▸ Your task:
Gather, from the data below, each line in which the word "yang" occurs.

Items listed in a dataset
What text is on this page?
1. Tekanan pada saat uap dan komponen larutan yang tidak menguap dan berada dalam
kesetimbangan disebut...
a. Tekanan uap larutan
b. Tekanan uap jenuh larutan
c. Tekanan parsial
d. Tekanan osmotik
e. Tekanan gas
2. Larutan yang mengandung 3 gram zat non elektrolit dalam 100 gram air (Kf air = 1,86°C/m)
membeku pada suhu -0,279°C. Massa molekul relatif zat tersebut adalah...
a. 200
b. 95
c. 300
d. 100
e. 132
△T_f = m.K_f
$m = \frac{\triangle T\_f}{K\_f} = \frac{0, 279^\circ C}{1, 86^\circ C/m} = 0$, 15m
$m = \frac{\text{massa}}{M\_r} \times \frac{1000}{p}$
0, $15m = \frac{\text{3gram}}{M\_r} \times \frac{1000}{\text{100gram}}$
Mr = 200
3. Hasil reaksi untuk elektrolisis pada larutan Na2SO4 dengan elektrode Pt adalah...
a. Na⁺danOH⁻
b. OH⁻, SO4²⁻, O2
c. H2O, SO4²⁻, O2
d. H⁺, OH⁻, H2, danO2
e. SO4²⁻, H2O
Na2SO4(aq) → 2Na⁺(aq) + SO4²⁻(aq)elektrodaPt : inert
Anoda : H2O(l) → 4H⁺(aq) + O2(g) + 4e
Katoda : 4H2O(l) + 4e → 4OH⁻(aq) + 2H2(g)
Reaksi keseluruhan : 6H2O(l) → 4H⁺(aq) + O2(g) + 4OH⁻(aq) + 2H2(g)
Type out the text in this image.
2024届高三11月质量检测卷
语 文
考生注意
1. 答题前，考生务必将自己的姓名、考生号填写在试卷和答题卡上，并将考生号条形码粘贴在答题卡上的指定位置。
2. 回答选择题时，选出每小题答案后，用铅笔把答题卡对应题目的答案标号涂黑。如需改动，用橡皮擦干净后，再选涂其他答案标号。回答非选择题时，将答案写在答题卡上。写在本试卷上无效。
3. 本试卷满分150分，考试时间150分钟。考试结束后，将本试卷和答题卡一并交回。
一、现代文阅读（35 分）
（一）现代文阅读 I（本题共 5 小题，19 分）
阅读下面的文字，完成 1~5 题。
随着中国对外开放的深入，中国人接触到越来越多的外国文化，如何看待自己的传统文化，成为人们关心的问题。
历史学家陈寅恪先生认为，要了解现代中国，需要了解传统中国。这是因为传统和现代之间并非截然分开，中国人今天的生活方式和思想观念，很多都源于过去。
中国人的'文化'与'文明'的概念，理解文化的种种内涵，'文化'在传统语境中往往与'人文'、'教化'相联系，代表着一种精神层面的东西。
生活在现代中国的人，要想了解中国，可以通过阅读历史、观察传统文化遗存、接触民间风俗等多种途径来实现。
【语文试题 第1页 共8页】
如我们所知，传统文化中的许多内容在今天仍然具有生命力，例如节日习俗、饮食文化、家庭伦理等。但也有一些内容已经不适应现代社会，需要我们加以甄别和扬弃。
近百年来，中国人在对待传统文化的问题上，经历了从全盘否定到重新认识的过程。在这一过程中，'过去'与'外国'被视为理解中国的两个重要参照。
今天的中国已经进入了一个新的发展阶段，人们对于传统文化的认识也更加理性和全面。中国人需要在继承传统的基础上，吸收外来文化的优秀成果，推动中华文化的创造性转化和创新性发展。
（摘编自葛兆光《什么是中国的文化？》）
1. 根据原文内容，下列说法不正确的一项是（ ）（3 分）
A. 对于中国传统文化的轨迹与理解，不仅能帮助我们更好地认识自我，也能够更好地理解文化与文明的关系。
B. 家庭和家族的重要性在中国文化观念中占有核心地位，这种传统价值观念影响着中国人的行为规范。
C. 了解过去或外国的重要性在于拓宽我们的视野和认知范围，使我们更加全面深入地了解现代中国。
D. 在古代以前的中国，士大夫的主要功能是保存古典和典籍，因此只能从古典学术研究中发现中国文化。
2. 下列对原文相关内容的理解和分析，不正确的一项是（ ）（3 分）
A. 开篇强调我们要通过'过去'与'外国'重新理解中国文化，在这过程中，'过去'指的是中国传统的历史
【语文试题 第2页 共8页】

==

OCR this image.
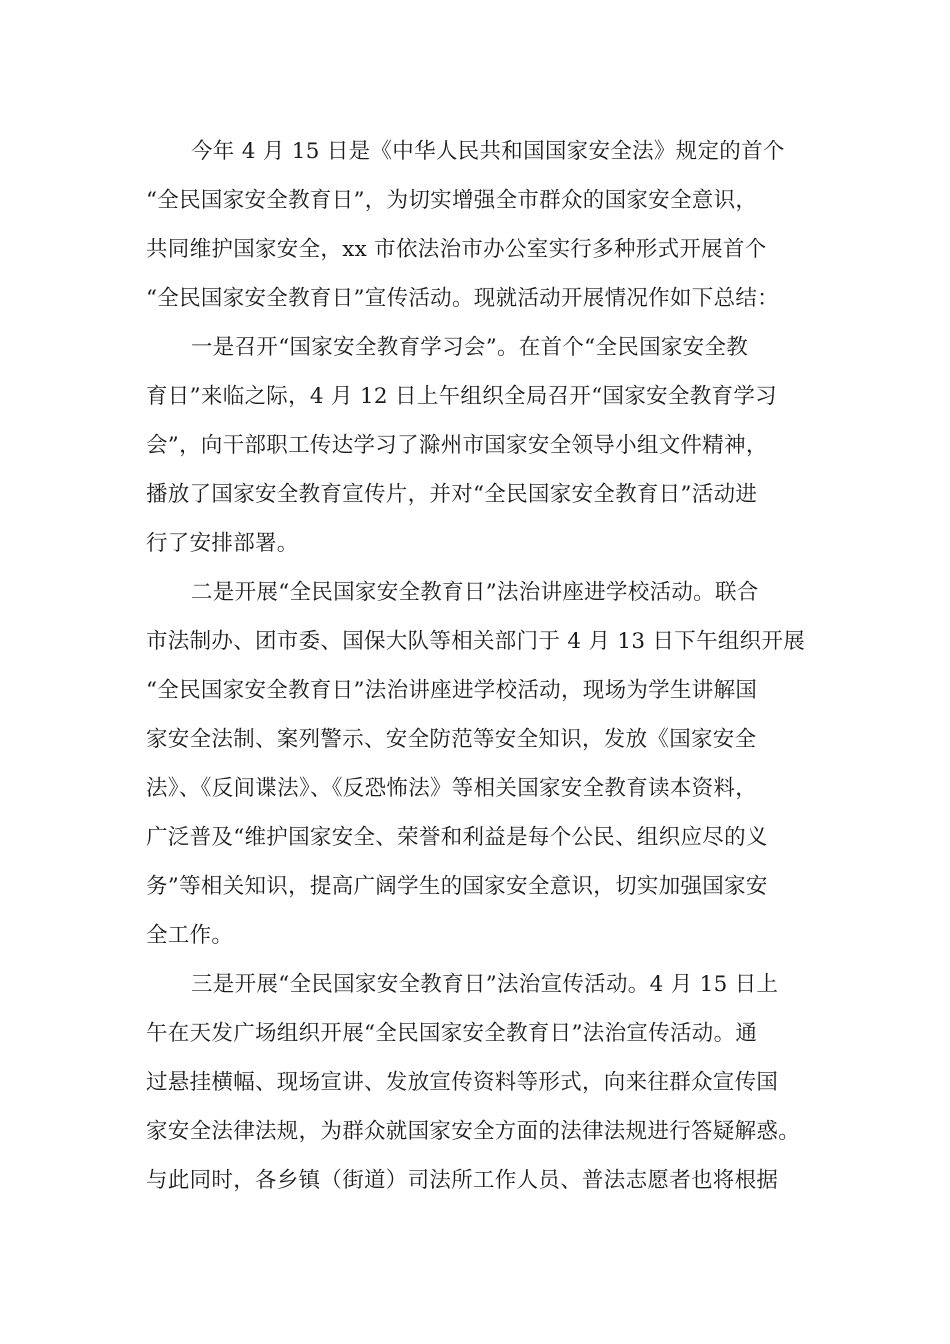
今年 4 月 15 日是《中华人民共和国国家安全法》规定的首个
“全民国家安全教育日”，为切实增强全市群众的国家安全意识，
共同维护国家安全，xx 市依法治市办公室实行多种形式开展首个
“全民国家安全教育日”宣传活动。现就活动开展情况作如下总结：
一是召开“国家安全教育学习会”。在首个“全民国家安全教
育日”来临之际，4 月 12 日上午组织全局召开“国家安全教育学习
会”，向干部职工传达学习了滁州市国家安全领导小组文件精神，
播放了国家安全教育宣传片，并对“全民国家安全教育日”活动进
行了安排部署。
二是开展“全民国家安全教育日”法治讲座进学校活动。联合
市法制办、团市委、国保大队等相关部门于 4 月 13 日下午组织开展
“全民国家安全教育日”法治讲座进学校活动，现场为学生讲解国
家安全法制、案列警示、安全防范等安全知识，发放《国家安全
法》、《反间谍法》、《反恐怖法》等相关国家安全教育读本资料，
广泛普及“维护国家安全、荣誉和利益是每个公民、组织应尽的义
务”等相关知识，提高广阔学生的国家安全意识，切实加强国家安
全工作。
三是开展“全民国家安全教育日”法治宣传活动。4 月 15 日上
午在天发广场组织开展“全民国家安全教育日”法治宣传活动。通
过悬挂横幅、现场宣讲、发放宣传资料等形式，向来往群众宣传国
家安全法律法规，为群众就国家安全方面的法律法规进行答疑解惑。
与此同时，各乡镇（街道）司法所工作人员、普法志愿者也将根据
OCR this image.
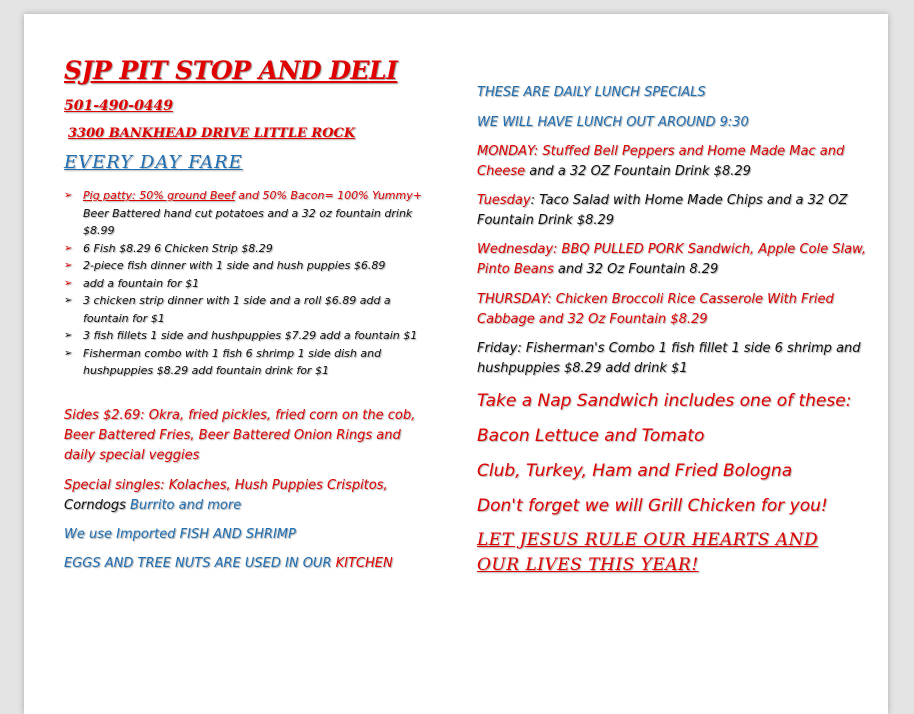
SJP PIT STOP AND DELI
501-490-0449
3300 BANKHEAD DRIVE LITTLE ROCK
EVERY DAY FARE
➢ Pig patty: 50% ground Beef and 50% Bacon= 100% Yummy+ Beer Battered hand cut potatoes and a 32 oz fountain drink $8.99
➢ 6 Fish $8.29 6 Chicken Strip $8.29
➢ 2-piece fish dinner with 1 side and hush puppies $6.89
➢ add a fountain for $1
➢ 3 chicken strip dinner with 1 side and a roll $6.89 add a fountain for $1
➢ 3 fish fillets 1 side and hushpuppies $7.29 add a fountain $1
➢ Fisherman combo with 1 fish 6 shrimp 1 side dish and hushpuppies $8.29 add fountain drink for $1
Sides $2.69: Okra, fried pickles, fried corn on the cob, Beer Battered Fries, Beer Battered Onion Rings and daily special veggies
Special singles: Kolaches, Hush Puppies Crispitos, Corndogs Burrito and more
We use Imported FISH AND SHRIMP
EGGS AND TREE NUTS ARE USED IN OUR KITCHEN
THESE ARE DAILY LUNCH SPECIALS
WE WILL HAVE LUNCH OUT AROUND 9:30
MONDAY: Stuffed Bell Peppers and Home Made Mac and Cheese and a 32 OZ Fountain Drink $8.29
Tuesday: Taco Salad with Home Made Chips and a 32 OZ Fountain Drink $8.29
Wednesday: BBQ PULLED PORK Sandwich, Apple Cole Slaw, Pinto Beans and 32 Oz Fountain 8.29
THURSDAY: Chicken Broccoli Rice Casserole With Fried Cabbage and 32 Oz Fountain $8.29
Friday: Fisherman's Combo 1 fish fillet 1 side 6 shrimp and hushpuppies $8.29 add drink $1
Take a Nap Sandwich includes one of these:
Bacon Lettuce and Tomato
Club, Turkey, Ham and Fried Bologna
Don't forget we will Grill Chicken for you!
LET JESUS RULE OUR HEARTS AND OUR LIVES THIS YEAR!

---

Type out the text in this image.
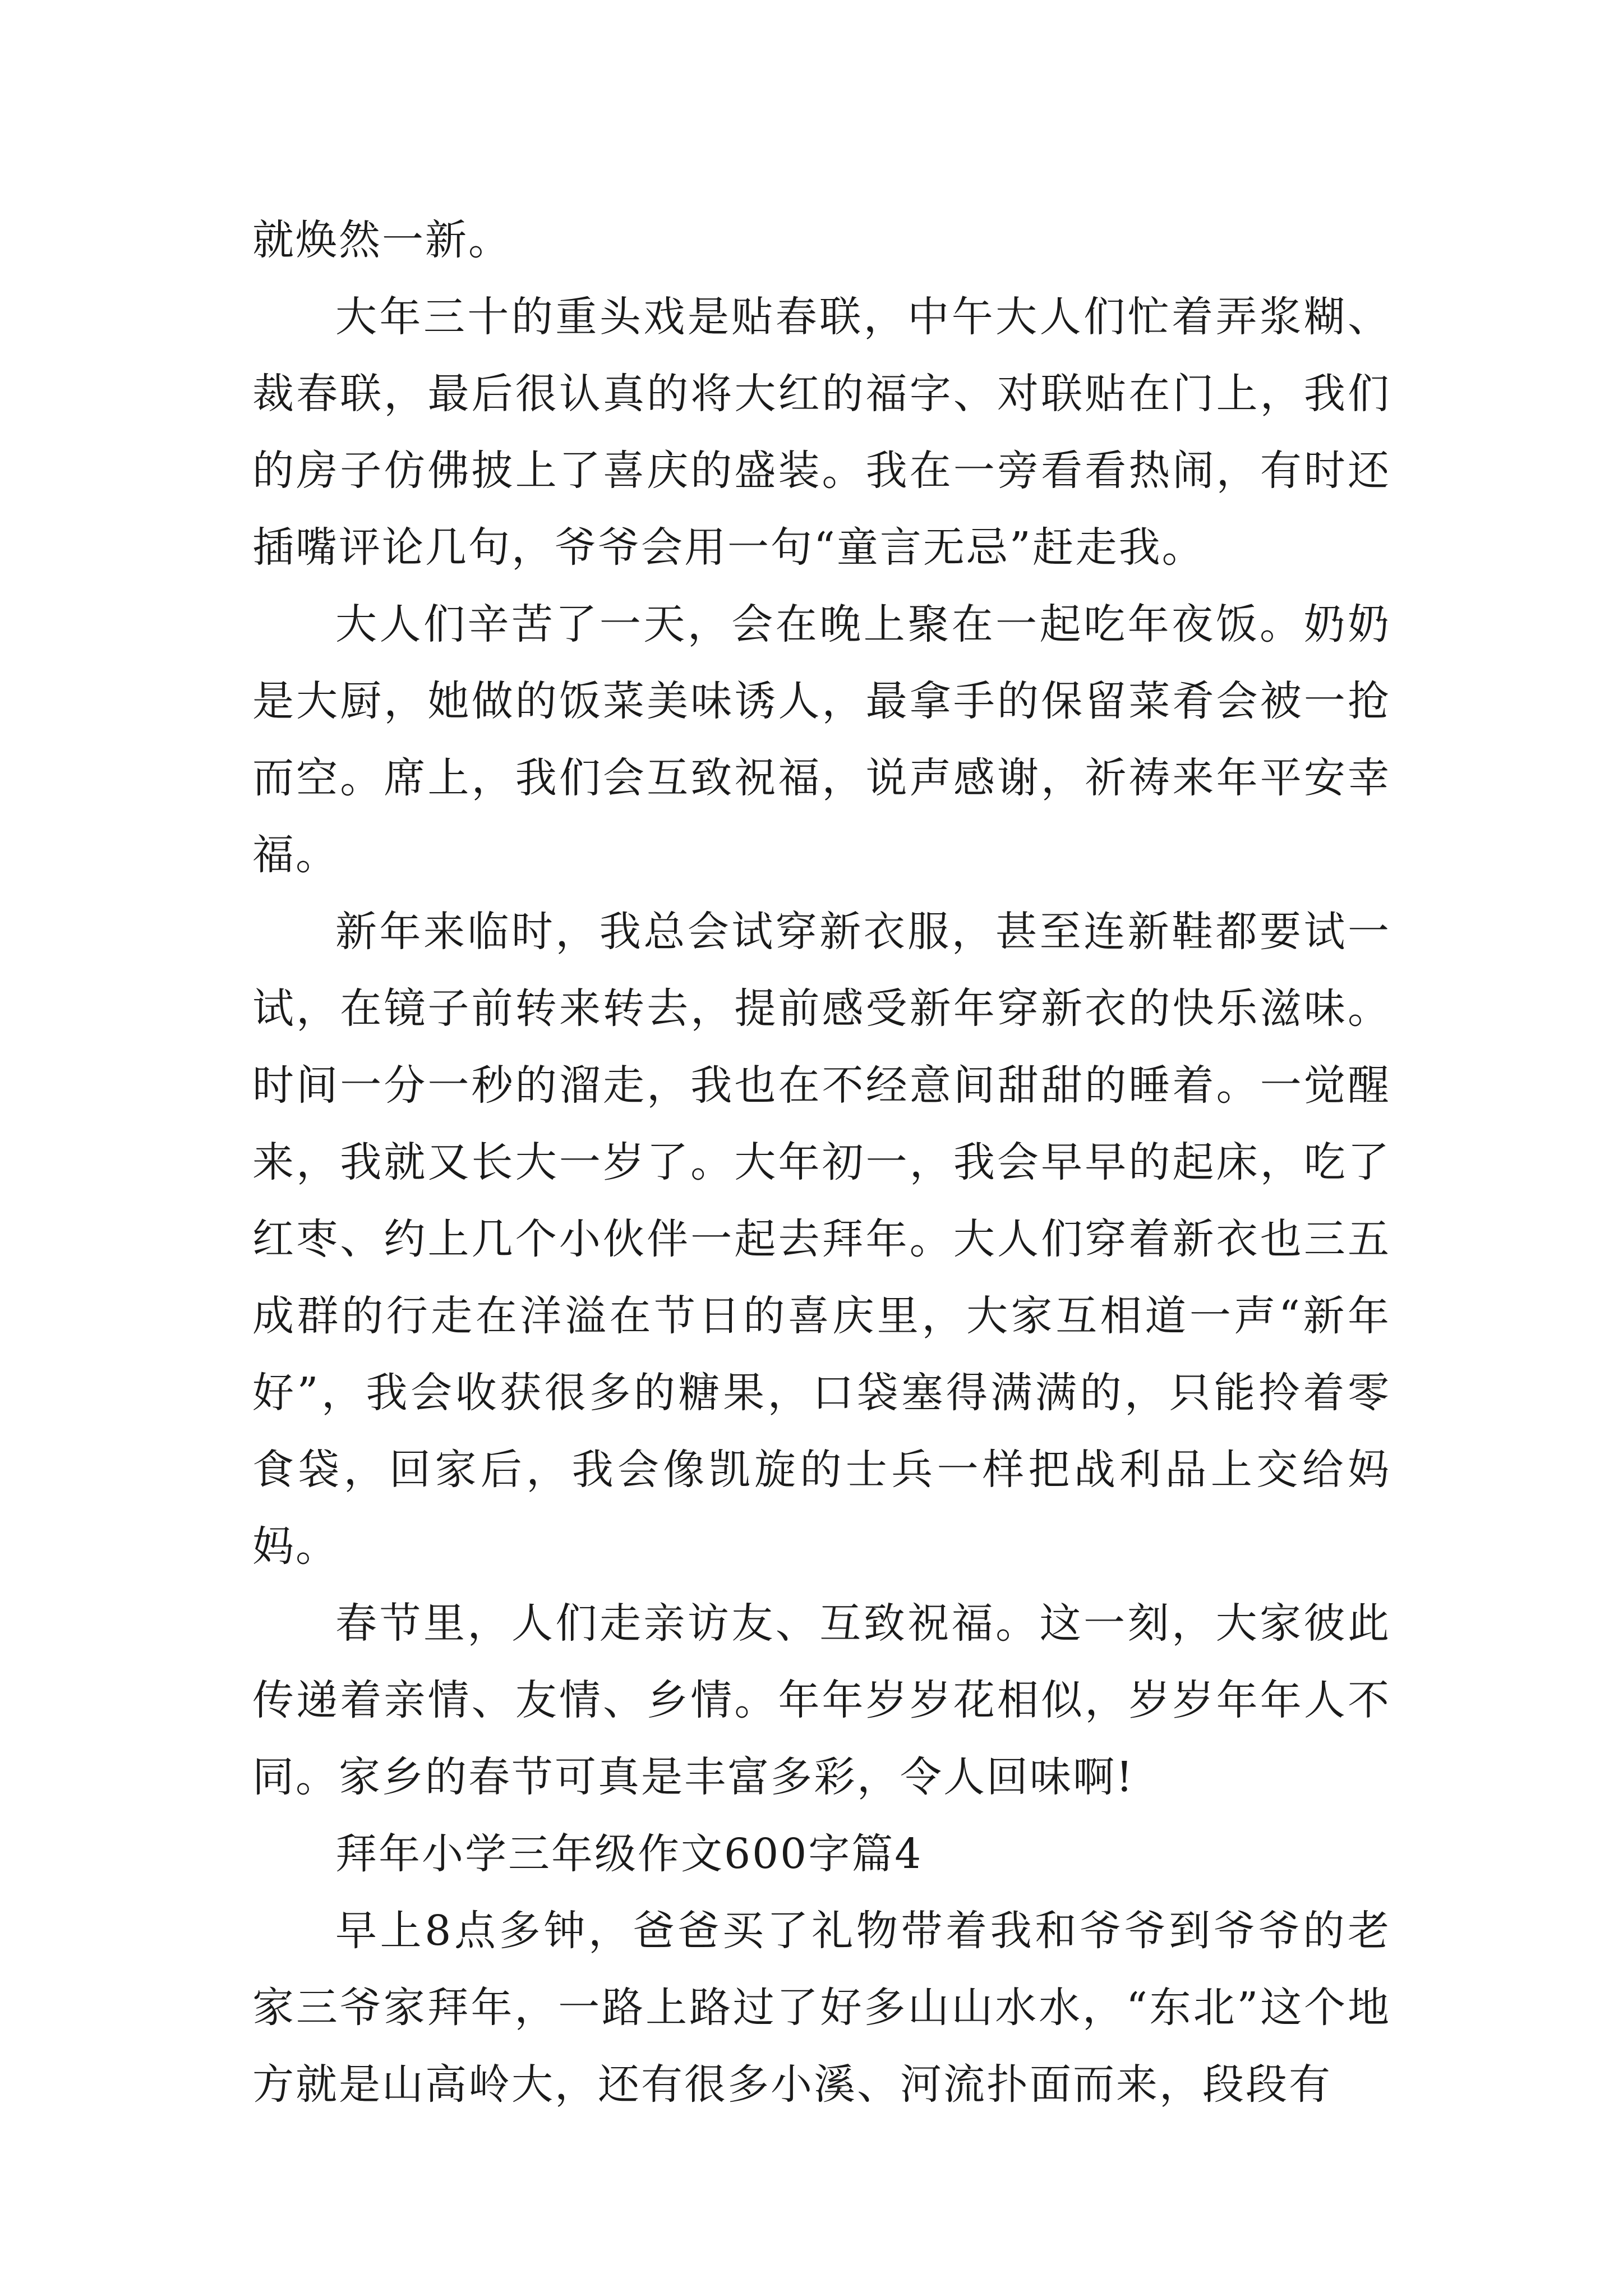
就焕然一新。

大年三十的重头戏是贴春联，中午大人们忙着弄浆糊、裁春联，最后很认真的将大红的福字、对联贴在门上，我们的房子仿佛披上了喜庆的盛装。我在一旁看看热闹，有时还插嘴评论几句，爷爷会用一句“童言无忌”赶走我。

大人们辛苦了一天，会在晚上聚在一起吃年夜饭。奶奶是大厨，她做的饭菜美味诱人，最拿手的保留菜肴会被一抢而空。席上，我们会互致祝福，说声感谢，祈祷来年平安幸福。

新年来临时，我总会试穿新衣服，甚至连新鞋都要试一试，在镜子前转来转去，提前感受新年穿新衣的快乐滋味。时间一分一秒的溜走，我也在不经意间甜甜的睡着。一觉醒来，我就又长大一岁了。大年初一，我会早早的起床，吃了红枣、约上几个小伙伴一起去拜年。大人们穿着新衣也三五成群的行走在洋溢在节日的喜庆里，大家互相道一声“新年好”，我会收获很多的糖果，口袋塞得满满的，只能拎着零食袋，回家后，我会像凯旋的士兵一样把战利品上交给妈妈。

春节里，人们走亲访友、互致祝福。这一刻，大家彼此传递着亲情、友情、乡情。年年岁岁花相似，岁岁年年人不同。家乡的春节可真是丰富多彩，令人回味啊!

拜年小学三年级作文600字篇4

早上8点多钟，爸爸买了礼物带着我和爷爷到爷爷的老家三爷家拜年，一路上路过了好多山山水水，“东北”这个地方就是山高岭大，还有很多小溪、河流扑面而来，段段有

▸ Task answer:
1. Tekanan pada saat uap dan komponen larutan yang tidak menguap dan berada dalam
2. Larutan yang mengandung 3 gram zat non elektrolit dalam 100 gram air (Kf air = 1,86°C/m)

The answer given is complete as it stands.